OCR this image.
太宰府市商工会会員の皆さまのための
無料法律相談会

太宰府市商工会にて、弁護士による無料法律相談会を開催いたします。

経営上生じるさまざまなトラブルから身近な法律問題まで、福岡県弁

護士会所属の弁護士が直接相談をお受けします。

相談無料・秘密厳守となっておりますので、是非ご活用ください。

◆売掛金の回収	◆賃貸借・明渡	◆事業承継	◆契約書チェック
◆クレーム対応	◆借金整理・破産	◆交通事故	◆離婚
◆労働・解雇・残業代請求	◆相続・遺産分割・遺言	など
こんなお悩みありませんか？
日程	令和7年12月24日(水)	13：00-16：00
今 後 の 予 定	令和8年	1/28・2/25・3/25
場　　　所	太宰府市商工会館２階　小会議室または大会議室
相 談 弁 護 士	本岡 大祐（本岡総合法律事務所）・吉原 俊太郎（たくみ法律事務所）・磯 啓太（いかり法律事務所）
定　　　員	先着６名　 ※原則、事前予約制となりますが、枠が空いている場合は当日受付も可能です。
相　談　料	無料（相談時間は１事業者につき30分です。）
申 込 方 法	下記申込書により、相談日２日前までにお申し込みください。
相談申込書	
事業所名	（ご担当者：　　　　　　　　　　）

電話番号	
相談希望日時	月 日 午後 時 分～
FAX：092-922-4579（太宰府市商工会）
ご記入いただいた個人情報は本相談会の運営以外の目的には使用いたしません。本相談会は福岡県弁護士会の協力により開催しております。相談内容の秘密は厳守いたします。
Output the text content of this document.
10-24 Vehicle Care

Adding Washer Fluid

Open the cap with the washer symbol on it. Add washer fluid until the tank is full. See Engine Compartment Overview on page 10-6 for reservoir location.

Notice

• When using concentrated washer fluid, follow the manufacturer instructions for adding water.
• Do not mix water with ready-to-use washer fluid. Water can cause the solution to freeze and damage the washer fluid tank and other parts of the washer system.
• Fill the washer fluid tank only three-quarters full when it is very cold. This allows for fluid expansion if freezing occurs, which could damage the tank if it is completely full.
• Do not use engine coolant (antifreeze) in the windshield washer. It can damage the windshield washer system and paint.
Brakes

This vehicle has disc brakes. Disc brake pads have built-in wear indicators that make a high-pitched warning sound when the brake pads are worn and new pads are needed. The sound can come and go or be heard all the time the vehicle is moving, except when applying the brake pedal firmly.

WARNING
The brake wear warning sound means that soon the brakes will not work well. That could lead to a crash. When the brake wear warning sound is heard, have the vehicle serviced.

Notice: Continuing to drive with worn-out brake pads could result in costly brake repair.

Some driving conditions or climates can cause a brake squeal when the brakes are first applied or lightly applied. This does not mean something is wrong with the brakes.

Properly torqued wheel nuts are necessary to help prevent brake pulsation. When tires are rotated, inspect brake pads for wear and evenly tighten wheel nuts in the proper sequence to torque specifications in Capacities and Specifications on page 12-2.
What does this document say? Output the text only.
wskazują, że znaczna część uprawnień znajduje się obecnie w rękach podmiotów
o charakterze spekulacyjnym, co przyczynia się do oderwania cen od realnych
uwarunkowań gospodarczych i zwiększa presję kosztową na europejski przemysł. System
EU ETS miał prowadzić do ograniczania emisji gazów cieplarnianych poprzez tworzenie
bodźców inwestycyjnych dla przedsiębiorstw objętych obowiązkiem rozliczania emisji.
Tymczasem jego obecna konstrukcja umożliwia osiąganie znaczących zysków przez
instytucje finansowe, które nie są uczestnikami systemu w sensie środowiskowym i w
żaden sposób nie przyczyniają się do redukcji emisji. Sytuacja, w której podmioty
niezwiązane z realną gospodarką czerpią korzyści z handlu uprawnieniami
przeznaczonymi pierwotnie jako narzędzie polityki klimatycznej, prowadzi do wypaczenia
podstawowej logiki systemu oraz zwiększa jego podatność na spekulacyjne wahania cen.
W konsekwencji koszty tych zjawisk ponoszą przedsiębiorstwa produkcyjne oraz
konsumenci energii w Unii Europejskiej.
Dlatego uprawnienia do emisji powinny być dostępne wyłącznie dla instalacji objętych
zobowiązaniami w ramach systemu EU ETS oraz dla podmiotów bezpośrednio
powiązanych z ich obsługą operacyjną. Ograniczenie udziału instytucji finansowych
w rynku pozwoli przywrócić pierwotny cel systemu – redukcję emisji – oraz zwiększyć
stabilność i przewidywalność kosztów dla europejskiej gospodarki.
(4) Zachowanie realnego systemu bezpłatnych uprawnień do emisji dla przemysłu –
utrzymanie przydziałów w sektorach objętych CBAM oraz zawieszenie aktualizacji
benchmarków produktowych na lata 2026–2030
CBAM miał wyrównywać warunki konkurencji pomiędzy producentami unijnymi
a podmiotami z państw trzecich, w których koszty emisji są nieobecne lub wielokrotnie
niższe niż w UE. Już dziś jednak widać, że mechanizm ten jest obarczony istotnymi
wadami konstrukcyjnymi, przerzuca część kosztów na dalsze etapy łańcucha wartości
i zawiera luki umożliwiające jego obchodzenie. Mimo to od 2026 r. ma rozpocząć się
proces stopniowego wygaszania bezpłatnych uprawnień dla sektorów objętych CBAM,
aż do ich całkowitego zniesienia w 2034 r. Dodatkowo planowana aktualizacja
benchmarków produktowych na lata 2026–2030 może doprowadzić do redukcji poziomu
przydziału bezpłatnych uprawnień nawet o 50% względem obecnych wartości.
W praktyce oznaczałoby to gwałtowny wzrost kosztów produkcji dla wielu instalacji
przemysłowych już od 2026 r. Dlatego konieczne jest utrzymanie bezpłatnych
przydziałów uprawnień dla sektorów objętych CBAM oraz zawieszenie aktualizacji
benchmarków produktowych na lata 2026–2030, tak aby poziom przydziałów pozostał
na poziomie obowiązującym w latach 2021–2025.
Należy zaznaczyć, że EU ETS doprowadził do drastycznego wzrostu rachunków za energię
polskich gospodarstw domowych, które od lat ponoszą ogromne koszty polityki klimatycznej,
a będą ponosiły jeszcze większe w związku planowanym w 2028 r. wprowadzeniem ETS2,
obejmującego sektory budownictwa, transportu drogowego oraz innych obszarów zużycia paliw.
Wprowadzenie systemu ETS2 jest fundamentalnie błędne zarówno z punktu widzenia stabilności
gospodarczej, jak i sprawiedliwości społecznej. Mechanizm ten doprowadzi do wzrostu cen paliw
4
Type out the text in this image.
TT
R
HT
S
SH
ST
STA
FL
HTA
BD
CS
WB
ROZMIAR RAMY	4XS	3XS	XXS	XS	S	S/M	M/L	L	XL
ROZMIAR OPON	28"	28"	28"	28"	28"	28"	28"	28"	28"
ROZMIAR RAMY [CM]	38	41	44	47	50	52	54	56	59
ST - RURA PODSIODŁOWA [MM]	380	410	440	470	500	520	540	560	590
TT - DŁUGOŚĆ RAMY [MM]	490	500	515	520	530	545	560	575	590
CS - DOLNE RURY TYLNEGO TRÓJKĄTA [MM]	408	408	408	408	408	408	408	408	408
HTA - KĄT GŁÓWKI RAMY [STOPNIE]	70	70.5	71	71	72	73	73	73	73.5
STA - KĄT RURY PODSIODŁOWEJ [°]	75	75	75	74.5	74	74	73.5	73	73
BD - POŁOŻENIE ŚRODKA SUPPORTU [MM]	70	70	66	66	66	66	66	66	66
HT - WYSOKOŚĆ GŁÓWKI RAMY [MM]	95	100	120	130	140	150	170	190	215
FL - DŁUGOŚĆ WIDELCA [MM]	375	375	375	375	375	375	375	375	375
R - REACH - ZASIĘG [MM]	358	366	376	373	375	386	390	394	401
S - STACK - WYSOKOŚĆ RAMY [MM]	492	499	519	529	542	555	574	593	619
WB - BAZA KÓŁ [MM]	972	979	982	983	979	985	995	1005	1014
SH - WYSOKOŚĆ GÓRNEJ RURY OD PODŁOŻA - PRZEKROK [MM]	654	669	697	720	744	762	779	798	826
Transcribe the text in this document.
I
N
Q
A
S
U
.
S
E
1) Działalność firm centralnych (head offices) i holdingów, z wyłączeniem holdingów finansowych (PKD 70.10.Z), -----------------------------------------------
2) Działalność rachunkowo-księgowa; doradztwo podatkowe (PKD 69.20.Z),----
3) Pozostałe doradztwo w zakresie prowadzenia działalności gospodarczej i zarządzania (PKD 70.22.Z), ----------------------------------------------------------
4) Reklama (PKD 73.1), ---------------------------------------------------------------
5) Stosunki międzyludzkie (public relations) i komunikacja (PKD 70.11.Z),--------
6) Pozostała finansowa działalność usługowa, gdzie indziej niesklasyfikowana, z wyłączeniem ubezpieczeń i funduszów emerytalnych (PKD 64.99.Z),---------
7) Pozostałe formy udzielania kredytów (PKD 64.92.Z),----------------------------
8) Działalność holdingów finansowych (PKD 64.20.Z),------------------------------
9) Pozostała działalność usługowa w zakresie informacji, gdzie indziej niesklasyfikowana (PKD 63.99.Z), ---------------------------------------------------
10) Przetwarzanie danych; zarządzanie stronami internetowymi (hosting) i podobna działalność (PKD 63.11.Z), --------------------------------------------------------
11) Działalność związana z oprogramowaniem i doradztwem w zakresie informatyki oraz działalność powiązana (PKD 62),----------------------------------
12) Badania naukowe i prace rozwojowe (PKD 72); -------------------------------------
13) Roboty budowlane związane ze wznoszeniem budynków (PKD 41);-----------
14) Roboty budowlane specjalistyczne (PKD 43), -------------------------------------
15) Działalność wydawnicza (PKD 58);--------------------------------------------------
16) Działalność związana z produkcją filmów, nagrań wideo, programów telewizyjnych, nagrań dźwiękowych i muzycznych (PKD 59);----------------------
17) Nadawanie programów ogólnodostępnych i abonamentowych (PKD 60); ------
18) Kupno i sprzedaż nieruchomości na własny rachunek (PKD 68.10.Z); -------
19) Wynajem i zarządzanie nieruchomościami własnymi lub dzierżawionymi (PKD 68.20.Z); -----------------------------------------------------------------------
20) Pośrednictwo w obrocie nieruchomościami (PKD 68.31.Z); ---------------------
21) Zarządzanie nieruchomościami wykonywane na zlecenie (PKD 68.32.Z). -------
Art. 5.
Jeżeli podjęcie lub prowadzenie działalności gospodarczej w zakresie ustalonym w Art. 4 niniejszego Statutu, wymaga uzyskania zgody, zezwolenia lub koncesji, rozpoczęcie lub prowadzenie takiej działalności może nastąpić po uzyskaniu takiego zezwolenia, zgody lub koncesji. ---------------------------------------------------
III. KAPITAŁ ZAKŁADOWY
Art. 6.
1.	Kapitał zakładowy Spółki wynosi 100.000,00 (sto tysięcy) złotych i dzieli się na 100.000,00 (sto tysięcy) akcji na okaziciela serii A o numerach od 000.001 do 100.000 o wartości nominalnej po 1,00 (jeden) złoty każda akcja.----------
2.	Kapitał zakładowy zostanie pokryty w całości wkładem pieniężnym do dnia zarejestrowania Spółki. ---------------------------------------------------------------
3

========================

• _Given task_: Select and copy every line from the records that includes the word "oraz".

• _Result for this task_:
podstawowej logiki systemu oraz zwiększa jego podatność na spekulacyjne wahania cen.
W konsekwencji koszty tych zjawisk ponoszą przedsiębiorstwa produkcyjne oraz
zobowiązaniami w ramach systemu EU ETS oraz dla podmiotów bezpośrednio
w rynku pozwoli przywrócić pierwotny cel systemu – redukcję emisji – oraz zwiększyć
utrzymanie przydziałów w sektorach objętych CBAM oraz zawieszenie aktualizacji
przydziałów uprawnień dla sektorów objętych CBAM oraz zawieszenie aktualizacji
obejmującego sektory budownictwa, transportu drogowego oraz innych obszarów zużycia paliw.
11) Działalność związana z oprogramowaniem i doradztwem w zakresie informatyki oraz działalność powiązana (PKD 62),----------------------------------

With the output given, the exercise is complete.